-- Start --
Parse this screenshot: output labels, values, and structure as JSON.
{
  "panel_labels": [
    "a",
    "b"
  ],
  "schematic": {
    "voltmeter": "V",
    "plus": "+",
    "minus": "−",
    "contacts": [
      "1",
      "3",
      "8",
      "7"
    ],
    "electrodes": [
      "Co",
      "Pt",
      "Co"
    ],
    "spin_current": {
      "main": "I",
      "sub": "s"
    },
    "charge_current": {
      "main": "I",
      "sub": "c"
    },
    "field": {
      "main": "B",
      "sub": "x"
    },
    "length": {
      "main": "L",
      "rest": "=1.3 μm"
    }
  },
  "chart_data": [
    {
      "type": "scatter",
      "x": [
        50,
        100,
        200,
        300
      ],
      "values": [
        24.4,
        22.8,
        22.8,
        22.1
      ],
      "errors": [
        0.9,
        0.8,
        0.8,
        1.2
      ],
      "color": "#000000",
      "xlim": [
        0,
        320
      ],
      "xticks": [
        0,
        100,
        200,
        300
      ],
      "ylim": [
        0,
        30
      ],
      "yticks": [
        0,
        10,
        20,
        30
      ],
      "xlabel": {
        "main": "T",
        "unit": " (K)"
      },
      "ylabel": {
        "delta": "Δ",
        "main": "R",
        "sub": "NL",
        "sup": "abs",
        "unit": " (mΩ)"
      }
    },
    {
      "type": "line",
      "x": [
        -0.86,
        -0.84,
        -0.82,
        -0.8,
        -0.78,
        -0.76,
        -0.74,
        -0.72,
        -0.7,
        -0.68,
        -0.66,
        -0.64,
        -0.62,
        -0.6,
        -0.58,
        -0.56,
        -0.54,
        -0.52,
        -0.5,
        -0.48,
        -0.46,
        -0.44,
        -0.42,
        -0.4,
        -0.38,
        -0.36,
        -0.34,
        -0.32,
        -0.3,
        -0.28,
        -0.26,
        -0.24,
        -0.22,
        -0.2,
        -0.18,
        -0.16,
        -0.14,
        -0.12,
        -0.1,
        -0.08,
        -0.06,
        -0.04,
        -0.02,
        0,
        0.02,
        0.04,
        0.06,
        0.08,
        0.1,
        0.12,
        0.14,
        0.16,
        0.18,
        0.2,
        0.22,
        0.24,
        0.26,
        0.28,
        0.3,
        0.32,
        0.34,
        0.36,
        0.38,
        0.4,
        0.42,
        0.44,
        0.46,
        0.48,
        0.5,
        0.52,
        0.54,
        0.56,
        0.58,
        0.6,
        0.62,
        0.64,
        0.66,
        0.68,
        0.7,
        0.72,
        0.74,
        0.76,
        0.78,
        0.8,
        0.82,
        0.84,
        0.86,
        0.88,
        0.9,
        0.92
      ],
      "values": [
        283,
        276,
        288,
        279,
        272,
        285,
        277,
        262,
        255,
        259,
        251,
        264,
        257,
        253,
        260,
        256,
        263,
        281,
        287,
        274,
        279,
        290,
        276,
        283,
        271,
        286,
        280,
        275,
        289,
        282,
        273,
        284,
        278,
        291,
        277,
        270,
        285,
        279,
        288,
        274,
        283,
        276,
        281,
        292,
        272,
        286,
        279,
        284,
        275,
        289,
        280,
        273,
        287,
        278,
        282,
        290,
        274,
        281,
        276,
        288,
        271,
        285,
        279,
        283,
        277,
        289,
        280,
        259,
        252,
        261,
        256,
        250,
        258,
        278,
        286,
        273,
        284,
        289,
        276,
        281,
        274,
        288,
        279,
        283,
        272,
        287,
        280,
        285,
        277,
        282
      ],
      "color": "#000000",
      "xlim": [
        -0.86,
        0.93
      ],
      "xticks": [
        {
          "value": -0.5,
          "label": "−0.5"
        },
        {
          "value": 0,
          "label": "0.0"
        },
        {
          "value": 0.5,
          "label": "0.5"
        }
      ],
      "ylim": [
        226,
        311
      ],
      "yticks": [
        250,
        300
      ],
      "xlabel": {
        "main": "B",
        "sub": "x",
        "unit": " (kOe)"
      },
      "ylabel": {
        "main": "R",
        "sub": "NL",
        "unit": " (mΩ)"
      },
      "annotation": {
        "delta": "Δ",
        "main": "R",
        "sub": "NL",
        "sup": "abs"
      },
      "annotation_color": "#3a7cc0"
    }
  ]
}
-- End --
Written exercise:
Set down all of the records shown above once more, exactly.

Expected answer:
Parse this screenshot: output labels, values, and structure as JSON.
{
  "panel_labels": [
    "a",
    "b"
  ],
  "schematic": {
    "voltmeter": "V",
    "plus": "+",
    "minus": "−",
    "contacts": [
      "1",
      "3",
      "8",
      "7"
    ],
    "electrodes": [
      "Co",
      "Pt",
      "Co"
    ],
    "spin_current": {
      "main": "I",
      "sub": "s"
    },
    "charge_current": {
      "main": "I",
      "sub": "c"
    },
    "field": {
      "main": "B",
      "sub": "x"
    },
    "length": {
      "main": "L",
      "rest": "=1.3 μm"
    }
  },
  "chart_data": [
    {
      "type": "scatter",
      "x": [
        50,
        100,
        200,
        300
      ],
      "values": [
        24.4,
        22.8,
        22.8,
        22.1
      ],
      "errors": [
        0.9,
        0.8,
        0.8,
        1.2
      ],
      "color": "#000000",
      "xlim": [
        0,
        320
      ],
      "xticks": [
        0,
        100,
        200,
        300
      ],
      "ylim": [
        0,
        30
      ],
      "yticks": [
        0,
        10,
        20,
        30
      ],
      "xlabel": {
        "main": "T",
        "unit": " (K)"
      },
      "ylabel": {
        "delta": "Δ",
        "main": "R",
        "sub": "NL",
        "sup": "abs",
        "unit": " (mΩ)"
      }
    },
    {
      "type": "line",
      "x": [
        -0.86,
        -0.84,
        -0.82,
        -0.8,
        -0.78,
        -0.76,
        -0.74,
        -0.72,
        -0.7,
        -0.68,
        -0.66,
        -0.64,
        -0.62,
        -0.6,
        -0.58,
        -0.56,
        -0.54,
        -0.52,
        -0.5,
        -0.48,
        -0.46,
        -0.44,
        -0.42,
        -0.4,
        -0.38,
        -0.36,
        -0.34,
        -0.32,
        -0.3,
        -0.28,
        -0.26,
        -0.24,
        -0.22,
        -0.2,
        -0.18,
        -0.16,
        -0.14,
        -0.12,
        -0.1,
        -0.08,
        -0.06,
        -0.04,
        -0.02,
        0,
        0.02,
        0.04,
        0.06,
        0.08,
        0.1,
        0.12,
        0.14,
        0.16,
        0.18,
        0.2,
        0.22,
        0.24,
        0.26,
        0.28,
        0.3,
        0.32,
        0.34,
        0.36,
        0.38,
        0.4,
        0.42,
        0.44,
        0.46,
        0.48,
        0.5,
        0.52,
        0.54,
        0.56,
        0.58,
        0.6,
        0.62,
        0.64,
        0.66,
        0.68,
        0.7,
        0.72,
        0.74,
        0.76,
        0.78,
        0.8,
        0.82,
        0.84,
        0.86,
        0.88,
        0.9,
        0.92
      ],
      "values": [
        283,
        276,
        288,
        279,
        272,
        285,
        277,
        262,
        255,
        259,
        251,
        264,
        257,
        253,
        260,
        256,
        263,
        281,
        287,
        274,
        279,
        290,
        276,
        283,
        271,
        286,
        280,
        275,
        289,
        282,
        273,
        284,
        278,
        291,
        277,
        270,
        285,
        279,
        288,
        274,
        283,
        276,
        281,
        292,
        272,
        286,
        279,
        284,
        275,
        289,
        280,
        273,
        287,
        278,
        282,
        290,
        274,
        281,
        276,
        288,
        271,
        285,
        279,
        283,
        277,
        289,
        280,
        259,
        252,
        261,
        256,
        250,
        258,
        278,
        286,
        273,
        284,
        289,
        276,
        281,
        274,
        288,
        279,
        283,
        272,
        287,
        280,
        285,
        277,
        282
      ],
      "color": "#000000",
      "xlim": [
        -0.86,
        0.93
      ],
      "xticks": [
        {
          "value": -0.5,
          "label": "−0.5"
        },
        {
          "value": 0,
          "label": "0.0"
        },
        {
          "value": 0.5,
          "label": "0.5"
        }
      ],
      "ylim": [
        226,
        311
      ],
      "yticks": [
        250,
        300
      ],
      "xlabel": {
        "main": "B",
        "sub": "x",
        "unit": " (kOe)"
      },
      "ylabel": {
        "main": "R",
        "sub": "NL",
        "unit": " (mΩ)"
      },
      "annotation": {
        "delta": "Δ",
        "main": "R",
        "sub": "NL",
        "sup": "abs"
      },
      "annotation_color": "#3a7cc0"
    }
  ]
}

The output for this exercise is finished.